▸ Extracted entries:
____________
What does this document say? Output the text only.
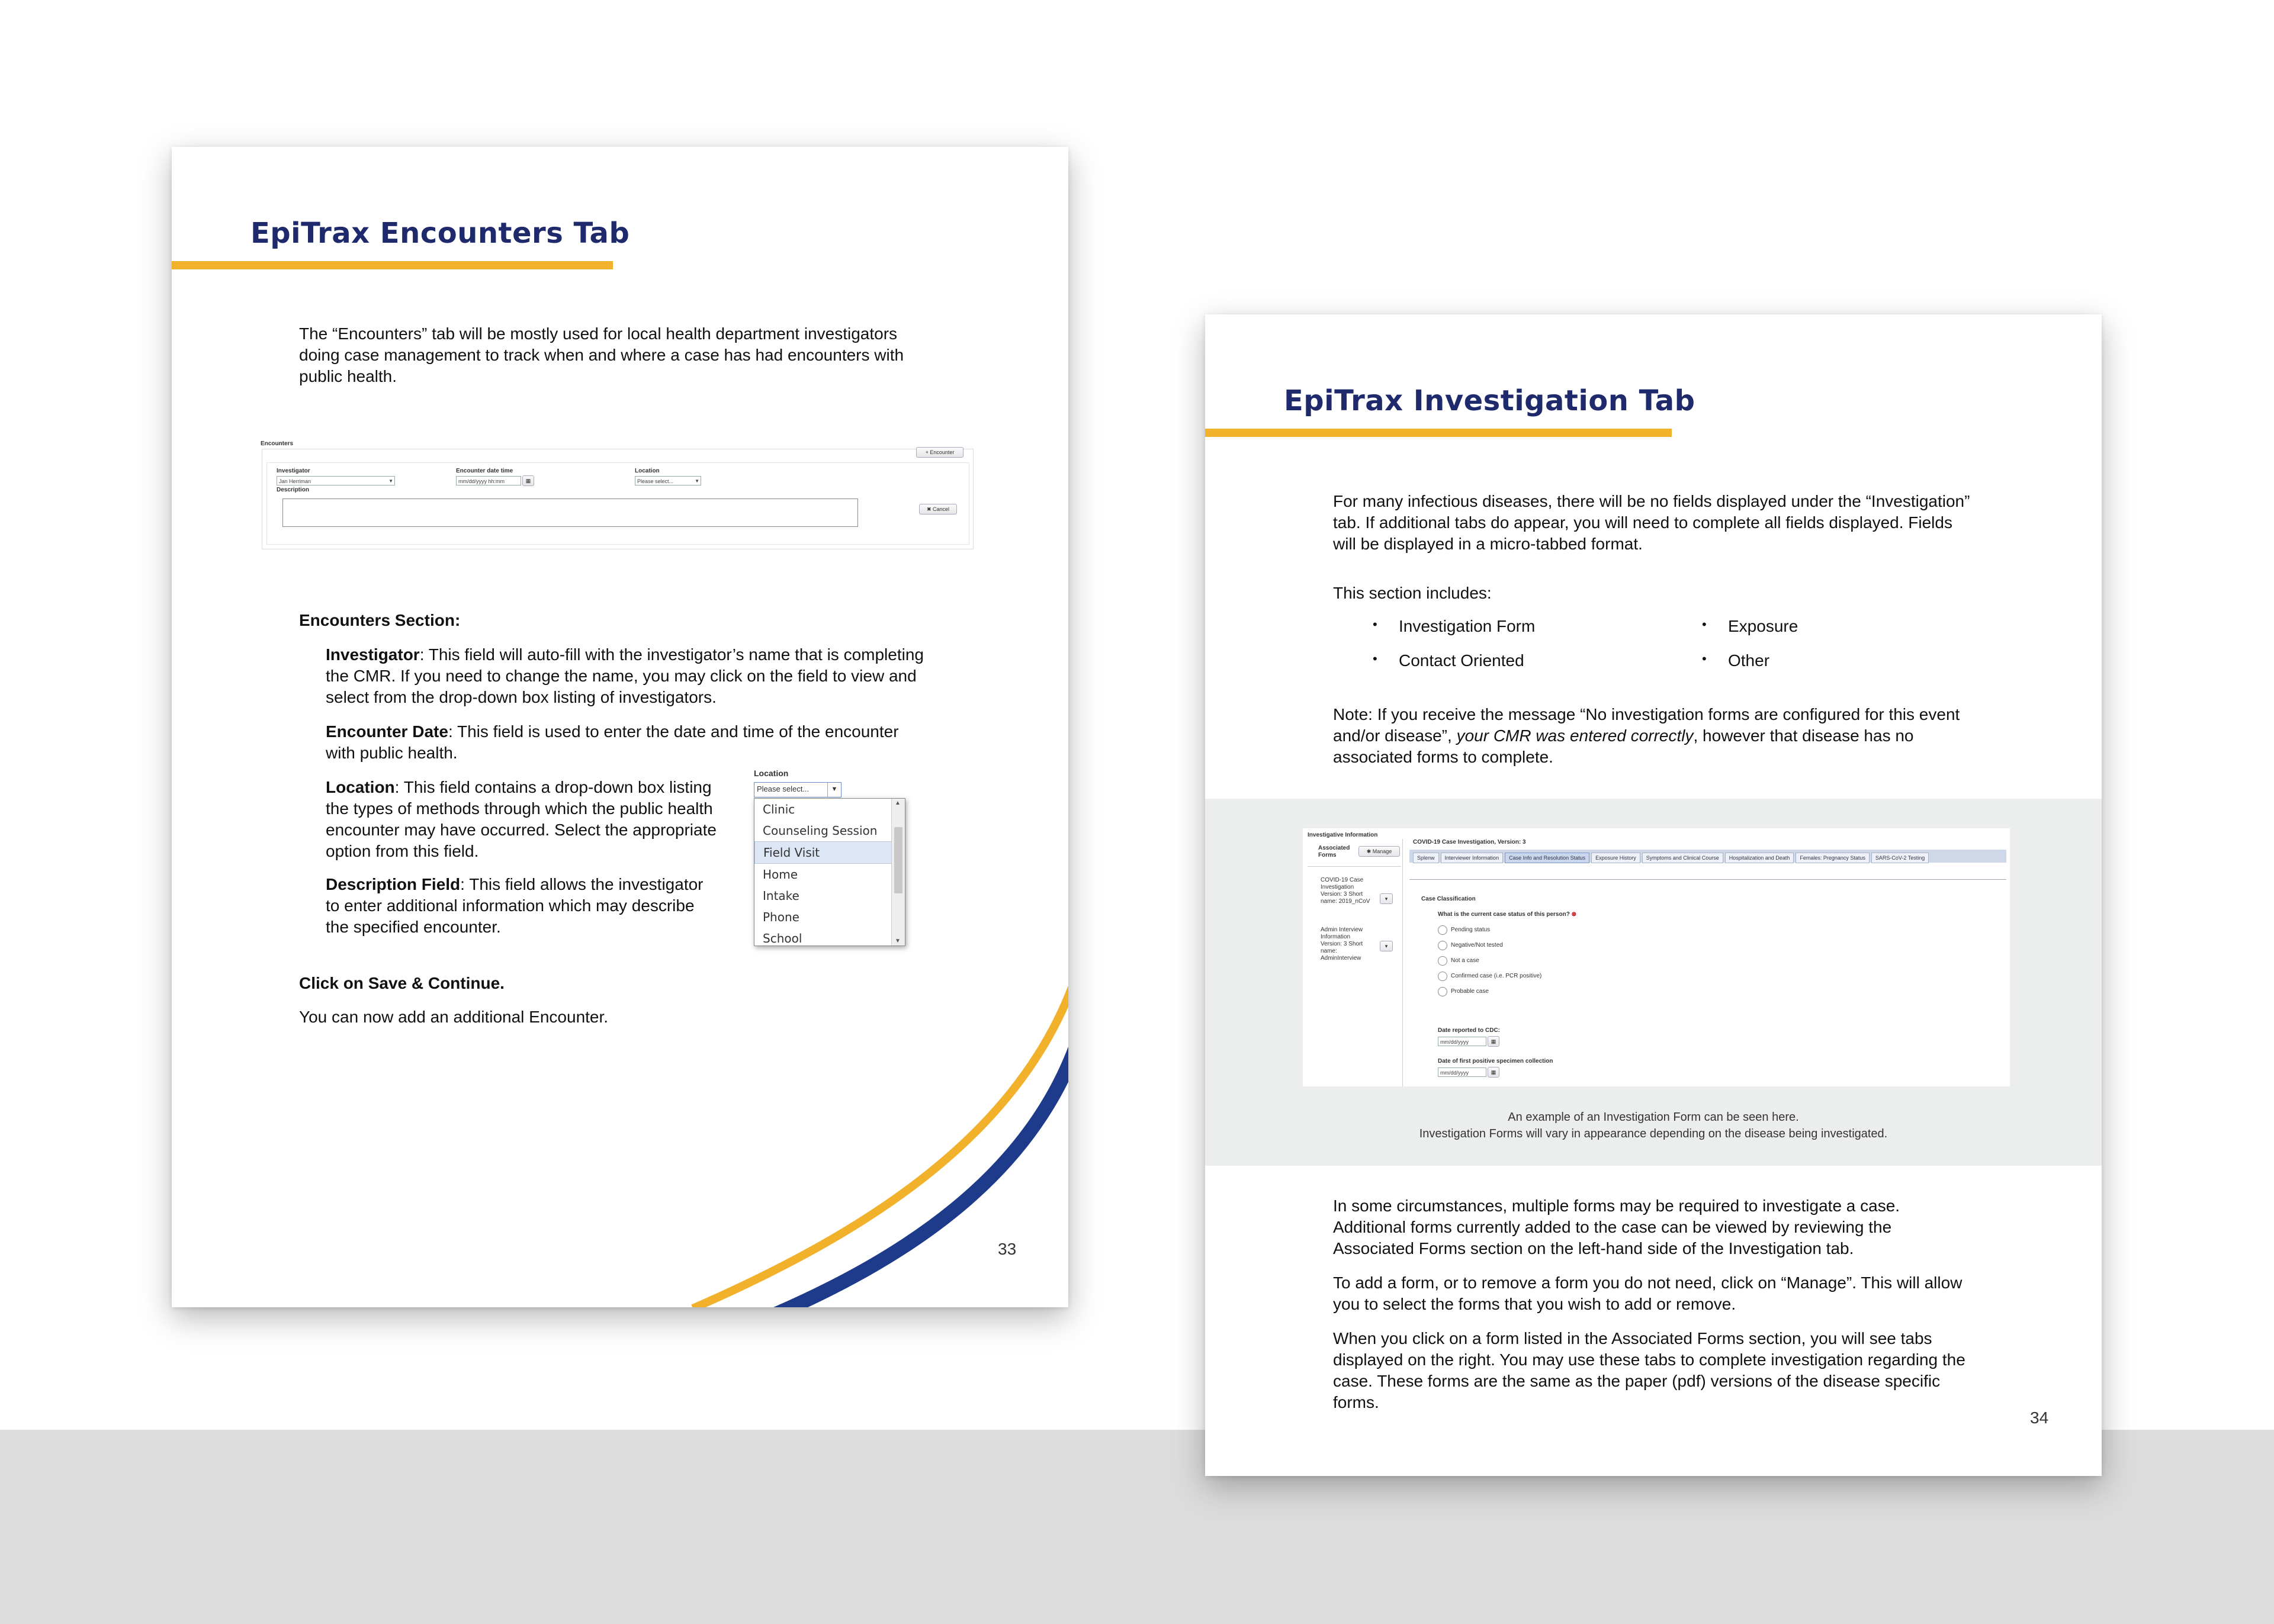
EpiTrax Encounters Tab

The “Encounters” tab will be mostly used for local health department investigators doing case management to track when and where a case has had encounters with public health.

Encounters
+ Encounter
Investigator
Jan Herriman	▼
Encounter date time
mm/dd/yyyy hh:mm	▦
Location
Please select...	▼
Description
✖ Cancel

Encounters Section:

Investigator: This field will auto-fill with the investigator’s name that is completing the CMR. If you need to change the name, you may click on the field to view and select from the drop-down box listing of investigators.

Encounter Date: This field is used to enter the date and time of the encounter with public health.

Location: This field contains a drop-down box listing the types of methods through which the public health encounter may have occurred. Select the appropriate option from this field.

Description Field: This field allows the investigator to enter additional information which may describe the specified encounter.

Location
Please select...	▼
Clinic
Counseling Session
Field Visit
Home
Intake
Phone
School
▲
▼

Click on Save & Continue.

You can now add an additional Encounter.

33
EpiTrax Investigation Tab

For many infectious diseases, there will be no fields displayed under the “Investigation” tab. If additional tabs do appear, you will need to complete all fields displayed. Fields will be displayed in a micro-tabbed format.

This section includes:

• Investigation Form
• Contact Oriented
• Exposure
• Other

Note: If you receive the message “No investigation forms are configured for this event and/or disease”, your CMR was entered correctly, however that disease has no associated forms to complete.

Investigative Information
Associated Forms
✱ Manage
COVID-19 Case Investigation Version: 3 Short name: 2019_nCoV	▾
Admin Interview Information Version: 3 Short name: AdminInterview
▾
COVID-19 Case Investigation, Version: 3
Splenw Interviewer Information Case Info and Resolution Status Exposure History Symptoms and Clinical Course Hospitalization and Death Females: Pregnancy Status SARS-CoV-2 Testing
Case Classification
What is the current case status of this person? ⊗
Pending status
Negative/Not tested
Not a case
Confirmed case (i.e. PCR positive)
Probable case
Date reported to CDC:
mm/dd/yyyy	▦
Date of first positive specimen collection
mm/dd/yyyy	▦
An example of an Investigation Form can be seen here.
Investigation Forms will vary in appearance depending on the disease being investigated.

In some circumstances, multiple forms may be required to investigate a case. Additional forms currently added to the case can be viewed by reviewing the Associated Forms section on the left-hand side of the Investigation tab.

To add a form, or to remove a form you do not need, click on “Manage”. This will allow you to select the forms that you wish to add or remove.

When you click on a form listed in the Associated Forms section, you will see tabs displayed on the right. You may use these tabs to complete investigation regarding the case. These forms are the same as the paper (pdf) versions of the disease specific forms.

34
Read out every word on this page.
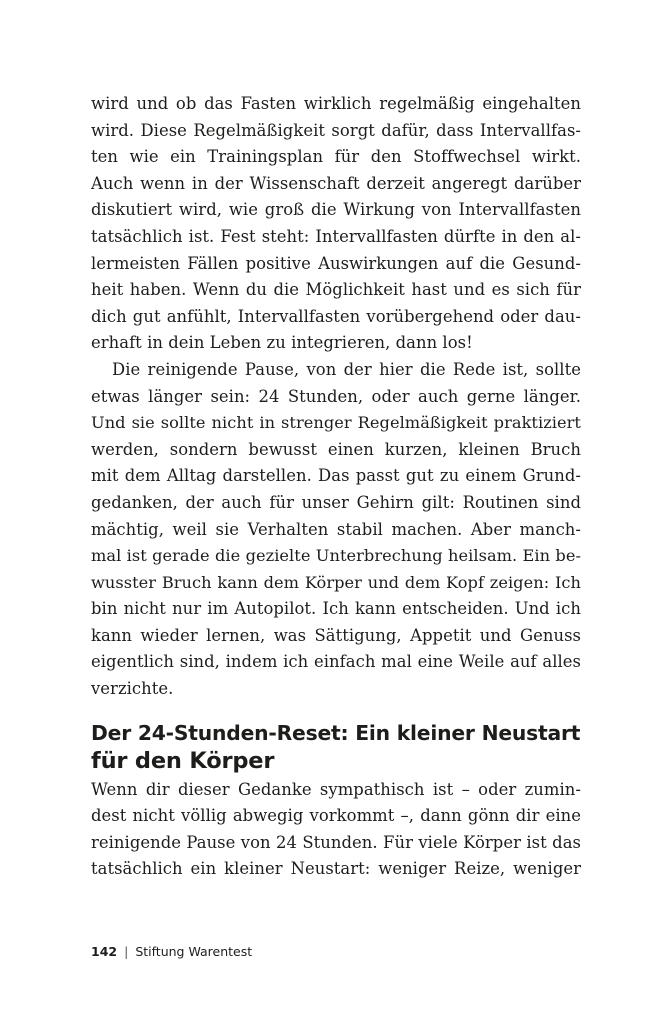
wird und ob das Fasten wirklich regelmäßig eingehalten
wird. Diese Regelmäßigkeit sorgt dafür, dass Intervallfas-
ten wie ein Trainingsplan für den Stoffwechsel wirkt.
Auch wenn in der Wissenschaft derzeit angeregt darüber
diskutiert wird, wie groß die Wirkung von Intervallfasten
tatsächlich ist. Fest steht: Intervallfasten dürfte in den al-
lermeisten Fällen positive Auswirkungen auf die Gesund-
heit haben. Wenn du die Möglichkeit hast und es sich für
dich gut anfühlt, Intervallfasten vorübergehend oder dau-
erhaft in dein Leben zu integrieren, dann los!
Die reinigende Pause, von der hier die Rede ist, sollte
etwas länger sein: 24 Stunden, oder auch gerne länger.
Und sie sollte nicht in strenger Regelmäßigkeit praktiziert
werden, sondern bewusst einen kurzen, kleinen Bruch
mit dem Alltag darstellen. Das passt gut zu einem Grund-
gedanken, der auch für unser Gehirn gilt: Routinen sind
mächtig, weil sie Verhalten stabil machen. Aber manch-
mal ist gerade die gezielte Unterbrechung heilsam. Ein be-
wusster Bruch kann dem Körper und dem Kopf zeigen: Ich
bin nicht nur im Autopilot. Ich kann entscheiden. Und ich
kann wieder lernen, was Sättigung, Appetit und Genuss
eigentlich sind, indem ich einfach mal eine Weile auf alles
verzichte.
Der 24-Stunden-Reset: Ein kleiner Neustart
für den Körper
Wenn dir dieser Gedanke sympathisch ist – oder zumin-
dest nicht völlig abwegig vorkommt –, dann gönn dir eine
reinigende Pause von 24 Stunden. Für viele Körper ist das
tatsächlich ein kleiner Neustart: weniger Reize, weniger
142 | Stiftung Warentest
____________
▸ Exercise task:
The records above must be transcribed exactly. Pictures are left out of the copy.

▸ Answer for the task:
What does this document say? Output the text only.
EpiTrax Encounters Tab

The “Encounters” tab will be mostly used for local health department investigators doing case management to track when and where a case has had encounters with public health.

Encounters
+ Encounter
Investigator
Jan Herriman	▼
Encounter date time
mm/dd/yyyy hh:mm	▦
Location
Please select...	▼
Description
✖ Cancel

Encounters Section:

Investigator: This field will auto-fill with the investigator’s name that is completing the CMR. If you need to change the name, you may click on the field to view and select from the drop-down box listing of investigators.

Encounter Date: This field is used to enter the date and time of the encounter with public health.

Location: This field contains a drop-down box listing the types of methods through which the public health encounter may have occurred. Select the appropriate option from this field.

Description Field: This field allows the investigator to enter additional information which may describe the specified encounter.

Location
Please select...	▼
Clinic
Counseling Session
Field Visit
Home
Intake
Phone
School
▲
▼

Click on Save & Continue.

You can now add an additional Encounter.

33
EpiTrax Investigation Tab

For many infectious diseases, there will be no fields displayed under the “Investigation” tab. If additional tabs do appear, you will need to complete all fields displayed. Fields will be displayed in a micro-tabbed format.

This section includes:

• Investigation Form
• Contact Oriented
• Exposure
• Other

Note: If you receive the message “No investigation forms are configured for this event and/or disease”, your CMR was entered correctly, however that disease has no associated forms to complete.

Investigative Information
Associated Forms
✱ Manage
COVID-19 Case Investigation Version: 3 Short name: 2019_nCoV	▾
Admin Interview Information Version: 3 Short name: AdminInterview
▾
COVID-19 Case Investigation, Version: 3
Splenw Interviewer Information Case Info and Resolution Status Exposure History Symptoms and Clinical Course Hospitalization and Death Females: Pregnancy Status SARS-CoV-2 Testing
Case Classification
What is the current case status of this person? ⊗
Pending status
Negative/Not tested
Not a case
Confirmed case (i.e. PCR positive)
Probable case
Date reported to CDC:
mm/dd/yyyy	▦
Date of first positive specimen collection
mm/dd/yyyy	▦
An example of an Investigation Form can be seen here.
Investigation Forms will vary in appearance depending on the disease being investigated.

In some circumstances, multiple forms may be required to investigate a case. Additional forms currently added to the case can be viewed by reviewing the Associated Forms section on the left-hand side of the Investigation tab.

To add a form, or to remove a form you do not need, click on “Manage”. This will allow you to select the forms that you wish to add or remove.

When you click on a form listed in the Associated Forms section, you will see tabs displayed on the right. You may use these tabs to complete investigation regarding the case. These forms are the same as the paper (pdf) versions of the disease specific forms.

34
Read out every word on this page.
wird und ob das Fasten wirklich regelmäßig eingehalten
wird. Diese Regelmäßigkeit sorgt dafür, dass Intervallfas-
ten wie ein Trainingsplan für den Stoffwechsel wirkt.
Auch wenn in der Wissenschaft derzeit angeregt darüber
diskutiert wird, wie groß die Wirkung von Intervallfasten
tatsächlich ist. Fest steht: Intervallfasten dürfte in den al-
lermeisten Fällen positive Auswirkungen auf die Gesund-
heit haben. Wenn du die Möglichkeit hast und es sich für
dich gut anfühlt, Intervallfasten vorübergehend oder dau-
erhaft in dein Leben zu integrieren, dann los!
Die reinigende Pause, von der hier die Rede ist, sollte
etwas länger sein: 24 Stunden, oder auch gerne länger.
Und sie sollte nicht in strenger Regelmäßigkeit praktiziert
werden, sondern bewusst einen kurzen, kleinen Bruch
mit dem Alltag darstellen. Das passt gut zu einem Grund-
gedanken, der auch für unser Gehirn gilt: Routinen sind
mächtig, weil sie Verhalten stabil machen. Aber manch-
mal ist gerade die gezielte Unterbrechung heilsam. Ein be-
wusster Bruch kann dem Körper und dem Kopf zeigen: Ich
bin nicht nur im Autopilot. Ich kann entscheiden. Und ich
kann wieder lernen, was Sättigung, Appetit und Genuss
eigentlich sind, indem ich einfach mal eine Weile auf alles
verzichte.
Der 24-Stunden-Reset: Ein kleiner Neustart
für den Körper
Wenn dir dieser Gedanke sympathisch ist – oder zumin-
dest nicht völlig abwegig vorkommt –, dann gönn dir eine
reinigende Pause von 24 Stunden. Für viele Körper ist das
tatsächlich ein kleiner Neustart: weniger Reize, weniger
142 | Stiftung Warentest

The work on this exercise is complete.